(Records from a dataset)
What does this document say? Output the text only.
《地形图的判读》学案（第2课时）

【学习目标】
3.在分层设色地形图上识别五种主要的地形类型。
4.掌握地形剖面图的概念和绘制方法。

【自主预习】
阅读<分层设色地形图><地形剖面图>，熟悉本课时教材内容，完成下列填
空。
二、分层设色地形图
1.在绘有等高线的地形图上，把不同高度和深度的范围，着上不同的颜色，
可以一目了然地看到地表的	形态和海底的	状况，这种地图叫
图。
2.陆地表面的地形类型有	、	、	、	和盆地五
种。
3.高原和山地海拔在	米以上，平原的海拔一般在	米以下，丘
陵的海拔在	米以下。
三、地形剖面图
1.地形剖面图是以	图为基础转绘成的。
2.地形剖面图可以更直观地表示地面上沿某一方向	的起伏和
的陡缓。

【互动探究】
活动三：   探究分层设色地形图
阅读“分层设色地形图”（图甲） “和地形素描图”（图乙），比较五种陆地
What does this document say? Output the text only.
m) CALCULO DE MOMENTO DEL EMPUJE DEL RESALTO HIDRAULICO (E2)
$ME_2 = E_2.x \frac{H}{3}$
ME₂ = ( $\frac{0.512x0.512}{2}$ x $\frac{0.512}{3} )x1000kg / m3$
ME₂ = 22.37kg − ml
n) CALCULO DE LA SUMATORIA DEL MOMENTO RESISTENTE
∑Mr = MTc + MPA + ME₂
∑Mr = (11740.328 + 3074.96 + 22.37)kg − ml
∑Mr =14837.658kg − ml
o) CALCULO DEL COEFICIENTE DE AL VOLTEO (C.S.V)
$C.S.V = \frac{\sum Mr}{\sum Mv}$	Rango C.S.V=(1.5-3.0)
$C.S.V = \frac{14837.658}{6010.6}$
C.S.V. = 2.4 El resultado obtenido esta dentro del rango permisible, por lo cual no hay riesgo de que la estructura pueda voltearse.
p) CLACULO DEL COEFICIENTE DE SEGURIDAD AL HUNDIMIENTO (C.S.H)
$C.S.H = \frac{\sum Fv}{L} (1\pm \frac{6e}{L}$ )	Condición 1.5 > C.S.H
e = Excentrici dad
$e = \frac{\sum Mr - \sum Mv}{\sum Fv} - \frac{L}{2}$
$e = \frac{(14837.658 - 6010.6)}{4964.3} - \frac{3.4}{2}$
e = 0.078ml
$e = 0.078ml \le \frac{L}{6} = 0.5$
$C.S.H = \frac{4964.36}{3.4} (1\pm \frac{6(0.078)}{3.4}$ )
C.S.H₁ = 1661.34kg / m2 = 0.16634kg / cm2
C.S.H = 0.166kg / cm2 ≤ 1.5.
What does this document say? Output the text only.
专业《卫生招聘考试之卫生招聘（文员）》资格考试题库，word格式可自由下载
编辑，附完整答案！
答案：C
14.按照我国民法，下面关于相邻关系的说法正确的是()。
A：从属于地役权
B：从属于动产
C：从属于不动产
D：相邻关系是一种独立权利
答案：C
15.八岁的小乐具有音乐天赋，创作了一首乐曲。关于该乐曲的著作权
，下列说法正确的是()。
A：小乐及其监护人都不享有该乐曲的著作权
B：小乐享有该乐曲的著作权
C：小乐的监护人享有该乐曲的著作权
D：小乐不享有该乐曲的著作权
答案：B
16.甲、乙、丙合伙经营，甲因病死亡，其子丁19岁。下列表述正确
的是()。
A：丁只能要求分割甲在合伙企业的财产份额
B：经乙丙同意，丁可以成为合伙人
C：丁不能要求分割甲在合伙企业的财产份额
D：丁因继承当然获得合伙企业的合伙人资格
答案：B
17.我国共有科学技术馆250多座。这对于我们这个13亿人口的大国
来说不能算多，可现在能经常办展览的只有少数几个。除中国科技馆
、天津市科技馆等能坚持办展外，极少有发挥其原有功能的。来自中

• WORK TO DO: In the records above, find each line with the word "CALCULO" and copy it.

• TASK SOLUTION:
m) CALCULO DE MOMENTO DEL EMPUJE DEL RESALTO HIDRAULICO (E2)
n) CALCULO DE LA SUMATORIA DEL MOMENTO RESISTENTE
o) CALCULO DEL COEFICIENTE DE AL VOLTEO (C.S.V)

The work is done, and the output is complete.